From the entries below, list each line with "placeholder".

================================

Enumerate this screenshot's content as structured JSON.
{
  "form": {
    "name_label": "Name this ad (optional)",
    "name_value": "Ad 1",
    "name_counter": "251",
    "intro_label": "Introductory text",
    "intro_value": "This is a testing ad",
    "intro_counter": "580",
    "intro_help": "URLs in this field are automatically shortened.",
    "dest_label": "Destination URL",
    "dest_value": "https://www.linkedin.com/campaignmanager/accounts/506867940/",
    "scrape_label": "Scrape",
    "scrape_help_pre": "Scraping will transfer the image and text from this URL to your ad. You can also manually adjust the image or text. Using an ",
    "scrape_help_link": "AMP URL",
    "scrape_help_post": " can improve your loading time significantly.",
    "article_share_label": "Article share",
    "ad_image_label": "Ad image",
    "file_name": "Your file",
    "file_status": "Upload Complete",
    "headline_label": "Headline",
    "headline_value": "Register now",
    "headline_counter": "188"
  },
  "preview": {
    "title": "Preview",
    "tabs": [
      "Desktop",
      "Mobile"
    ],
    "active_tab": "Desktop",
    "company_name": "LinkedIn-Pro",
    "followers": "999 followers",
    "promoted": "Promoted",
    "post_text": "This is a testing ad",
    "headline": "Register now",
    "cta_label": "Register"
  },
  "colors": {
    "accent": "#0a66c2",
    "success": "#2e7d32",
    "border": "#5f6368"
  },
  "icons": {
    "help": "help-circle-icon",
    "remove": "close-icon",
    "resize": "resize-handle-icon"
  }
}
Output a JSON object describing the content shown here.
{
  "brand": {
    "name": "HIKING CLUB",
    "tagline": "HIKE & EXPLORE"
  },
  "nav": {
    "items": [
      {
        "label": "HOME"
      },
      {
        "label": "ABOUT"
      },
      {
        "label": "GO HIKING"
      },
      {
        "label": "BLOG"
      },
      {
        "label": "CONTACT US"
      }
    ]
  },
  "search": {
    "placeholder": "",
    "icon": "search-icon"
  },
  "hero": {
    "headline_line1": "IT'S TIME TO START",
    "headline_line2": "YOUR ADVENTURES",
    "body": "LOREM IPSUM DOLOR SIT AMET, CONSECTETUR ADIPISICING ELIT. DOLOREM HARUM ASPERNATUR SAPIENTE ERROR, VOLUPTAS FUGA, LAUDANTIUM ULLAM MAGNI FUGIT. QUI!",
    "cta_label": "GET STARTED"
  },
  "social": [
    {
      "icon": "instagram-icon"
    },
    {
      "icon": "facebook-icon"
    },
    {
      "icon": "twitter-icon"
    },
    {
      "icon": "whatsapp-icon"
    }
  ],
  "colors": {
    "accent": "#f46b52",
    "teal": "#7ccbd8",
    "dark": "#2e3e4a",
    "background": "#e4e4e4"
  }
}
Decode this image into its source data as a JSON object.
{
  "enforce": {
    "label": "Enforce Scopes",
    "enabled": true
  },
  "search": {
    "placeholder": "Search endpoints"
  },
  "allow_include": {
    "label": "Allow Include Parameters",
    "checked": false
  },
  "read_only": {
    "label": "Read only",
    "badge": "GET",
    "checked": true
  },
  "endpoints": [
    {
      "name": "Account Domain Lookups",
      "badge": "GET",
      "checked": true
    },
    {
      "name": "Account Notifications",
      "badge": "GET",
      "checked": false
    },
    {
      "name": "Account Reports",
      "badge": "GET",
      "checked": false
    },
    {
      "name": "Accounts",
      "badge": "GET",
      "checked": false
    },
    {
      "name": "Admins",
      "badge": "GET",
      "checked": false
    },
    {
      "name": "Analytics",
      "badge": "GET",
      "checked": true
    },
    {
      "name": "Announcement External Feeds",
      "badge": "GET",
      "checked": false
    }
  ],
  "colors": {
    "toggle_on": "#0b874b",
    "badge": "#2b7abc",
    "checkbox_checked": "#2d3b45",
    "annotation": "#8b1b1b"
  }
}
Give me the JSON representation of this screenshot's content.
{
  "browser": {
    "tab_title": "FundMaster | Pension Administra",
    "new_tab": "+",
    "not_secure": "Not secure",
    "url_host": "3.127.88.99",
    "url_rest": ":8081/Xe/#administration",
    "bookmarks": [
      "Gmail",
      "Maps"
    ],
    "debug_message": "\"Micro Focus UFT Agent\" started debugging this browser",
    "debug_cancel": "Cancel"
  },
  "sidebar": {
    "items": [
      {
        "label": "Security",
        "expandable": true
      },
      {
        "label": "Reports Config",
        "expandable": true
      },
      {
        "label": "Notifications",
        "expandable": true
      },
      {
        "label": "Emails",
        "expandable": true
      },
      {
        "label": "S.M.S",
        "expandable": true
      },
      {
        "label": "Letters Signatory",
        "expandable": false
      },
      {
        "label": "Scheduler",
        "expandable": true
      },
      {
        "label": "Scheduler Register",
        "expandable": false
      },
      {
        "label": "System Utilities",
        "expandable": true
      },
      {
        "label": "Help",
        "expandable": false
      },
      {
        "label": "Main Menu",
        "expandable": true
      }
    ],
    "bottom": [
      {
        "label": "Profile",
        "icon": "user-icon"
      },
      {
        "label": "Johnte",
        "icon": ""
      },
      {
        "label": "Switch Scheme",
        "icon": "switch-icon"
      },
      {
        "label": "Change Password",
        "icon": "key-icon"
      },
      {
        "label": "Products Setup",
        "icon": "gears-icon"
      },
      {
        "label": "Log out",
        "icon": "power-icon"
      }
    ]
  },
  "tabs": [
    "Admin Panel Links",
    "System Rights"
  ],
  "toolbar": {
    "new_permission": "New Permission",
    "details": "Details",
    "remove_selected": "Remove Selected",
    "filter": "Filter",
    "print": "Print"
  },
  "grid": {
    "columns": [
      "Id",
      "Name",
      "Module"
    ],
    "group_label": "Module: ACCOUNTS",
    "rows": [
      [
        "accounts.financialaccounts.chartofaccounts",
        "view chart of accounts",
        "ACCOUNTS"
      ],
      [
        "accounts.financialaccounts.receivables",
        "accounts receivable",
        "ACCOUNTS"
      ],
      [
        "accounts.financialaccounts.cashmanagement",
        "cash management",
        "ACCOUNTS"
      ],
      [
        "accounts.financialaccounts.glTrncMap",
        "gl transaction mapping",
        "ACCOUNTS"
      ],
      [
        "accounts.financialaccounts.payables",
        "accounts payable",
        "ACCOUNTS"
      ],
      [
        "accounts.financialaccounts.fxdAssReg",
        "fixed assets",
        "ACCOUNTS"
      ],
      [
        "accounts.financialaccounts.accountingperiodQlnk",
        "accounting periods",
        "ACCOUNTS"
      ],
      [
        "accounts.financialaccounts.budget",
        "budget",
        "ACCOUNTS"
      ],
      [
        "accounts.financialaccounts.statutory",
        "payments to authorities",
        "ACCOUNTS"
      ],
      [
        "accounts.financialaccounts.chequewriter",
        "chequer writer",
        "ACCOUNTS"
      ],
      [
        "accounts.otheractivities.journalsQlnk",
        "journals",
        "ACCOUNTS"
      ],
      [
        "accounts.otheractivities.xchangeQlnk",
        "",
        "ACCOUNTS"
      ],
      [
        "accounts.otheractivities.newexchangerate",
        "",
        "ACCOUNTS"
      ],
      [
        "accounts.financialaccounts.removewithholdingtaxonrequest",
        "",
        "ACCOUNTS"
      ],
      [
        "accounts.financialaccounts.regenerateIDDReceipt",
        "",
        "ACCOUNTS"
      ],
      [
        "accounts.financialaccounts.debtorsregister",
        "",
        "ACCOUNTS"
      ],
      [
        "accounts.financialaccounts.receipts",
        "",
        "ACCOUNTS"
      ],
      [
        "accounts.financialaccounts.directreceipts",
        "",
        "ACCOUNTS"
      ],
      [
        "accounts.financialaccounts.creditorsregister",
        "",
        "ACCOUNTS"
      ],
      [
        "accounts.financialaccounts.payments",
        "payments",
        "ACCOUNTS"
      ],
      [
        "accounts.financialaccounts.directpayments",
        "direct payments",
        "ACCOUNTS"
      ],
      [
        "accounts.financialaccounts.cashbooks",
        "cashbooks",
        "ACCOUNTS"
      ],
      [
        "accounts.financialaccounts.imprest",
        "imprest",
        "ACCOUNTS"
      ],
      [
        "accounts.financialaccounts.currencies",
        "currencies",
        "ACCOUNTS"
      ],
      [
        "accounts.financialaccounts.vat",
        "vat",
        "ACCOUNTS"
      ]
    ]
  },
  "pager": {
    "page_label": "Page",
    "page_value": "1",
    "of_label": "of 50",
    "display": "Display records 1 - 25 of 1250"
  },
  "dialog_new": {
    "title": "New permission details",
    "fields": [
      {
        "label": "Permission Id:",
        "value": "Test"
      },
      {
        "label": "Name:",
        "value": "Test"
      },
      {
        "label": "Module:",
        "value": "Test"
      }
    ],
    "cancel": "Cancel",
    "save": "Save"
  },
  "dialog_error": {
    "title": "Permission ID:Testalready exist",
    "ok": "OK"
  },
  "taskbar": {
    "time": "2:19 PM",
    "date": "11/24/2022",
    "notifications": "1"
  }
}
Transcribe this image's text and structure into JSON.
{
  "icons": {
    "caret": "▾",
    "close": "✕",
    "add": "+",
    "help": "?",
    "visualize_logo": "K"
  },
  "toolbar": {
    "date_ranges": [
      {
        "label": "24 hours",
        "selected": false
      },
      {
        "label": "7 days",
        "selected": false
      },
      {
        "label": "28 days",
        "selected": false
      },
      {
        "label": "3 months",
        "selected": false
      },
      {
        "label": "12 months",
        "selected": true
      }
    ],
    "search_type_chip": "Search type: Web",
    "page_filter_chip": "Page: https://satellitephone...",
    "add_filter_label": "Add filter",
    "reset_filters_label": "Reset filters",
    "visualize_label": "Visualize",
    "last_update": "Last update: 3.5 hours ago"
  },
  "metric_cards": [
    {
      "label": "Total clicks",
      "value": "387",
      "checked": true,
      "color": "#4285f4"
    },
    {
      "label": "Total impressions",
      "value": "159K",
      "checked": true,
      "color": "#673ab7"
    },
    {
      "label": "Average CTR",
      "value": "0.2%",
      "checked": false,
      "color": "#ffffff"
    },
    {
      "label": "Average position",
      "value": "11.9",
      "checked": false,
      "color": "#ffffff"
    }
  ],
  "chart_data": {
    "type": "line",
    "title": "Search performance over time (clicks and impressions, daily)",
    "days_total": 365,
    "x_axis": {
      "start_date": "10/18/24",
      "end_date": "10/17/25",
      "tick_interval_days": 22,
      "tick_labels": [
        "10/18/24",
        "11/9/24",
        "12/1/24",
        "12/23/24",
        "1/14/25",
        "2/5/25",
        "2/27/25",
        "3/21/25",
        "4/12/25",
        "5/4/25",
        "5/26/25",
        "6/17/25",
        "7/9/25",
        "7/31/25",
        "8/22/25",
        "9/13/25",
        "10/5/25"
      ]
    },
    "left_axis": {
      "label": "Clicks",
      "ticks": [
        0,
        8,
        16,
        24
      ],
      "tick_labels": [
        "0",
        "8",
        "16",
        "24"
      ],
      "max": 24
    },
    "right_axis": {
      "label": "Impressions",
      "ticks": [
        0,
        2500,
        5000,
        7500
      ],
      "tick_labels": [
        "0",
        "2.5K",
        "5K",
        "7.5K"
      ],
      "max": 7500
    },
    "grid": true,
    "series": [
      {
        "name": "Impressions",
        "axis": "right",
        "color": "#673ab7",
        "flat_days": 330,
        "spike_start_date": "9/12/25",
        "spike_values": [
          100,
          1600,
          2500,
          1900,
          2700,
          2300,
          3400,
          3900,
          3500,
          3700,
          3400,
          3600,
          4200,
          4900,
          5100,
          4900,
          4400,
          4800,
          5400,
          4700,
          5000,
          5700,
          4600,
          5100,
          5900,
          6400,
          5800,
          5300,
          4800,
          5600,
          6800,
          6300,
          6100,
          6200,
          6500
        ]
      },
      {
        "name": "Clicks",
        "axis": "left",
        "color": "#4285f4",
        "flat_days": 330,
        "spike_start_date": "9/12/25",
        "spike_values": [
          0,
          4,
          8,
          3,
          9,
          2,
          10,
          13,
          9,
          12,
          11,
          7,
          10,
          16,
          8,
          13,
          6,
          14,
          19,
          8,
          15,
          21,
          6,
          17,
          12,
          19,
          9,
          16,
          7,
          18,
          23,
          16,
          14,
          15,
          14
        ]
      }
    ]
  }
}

================================

● **Written response**:
    "placeholder": "",
    "placeholder": "Search endpoints"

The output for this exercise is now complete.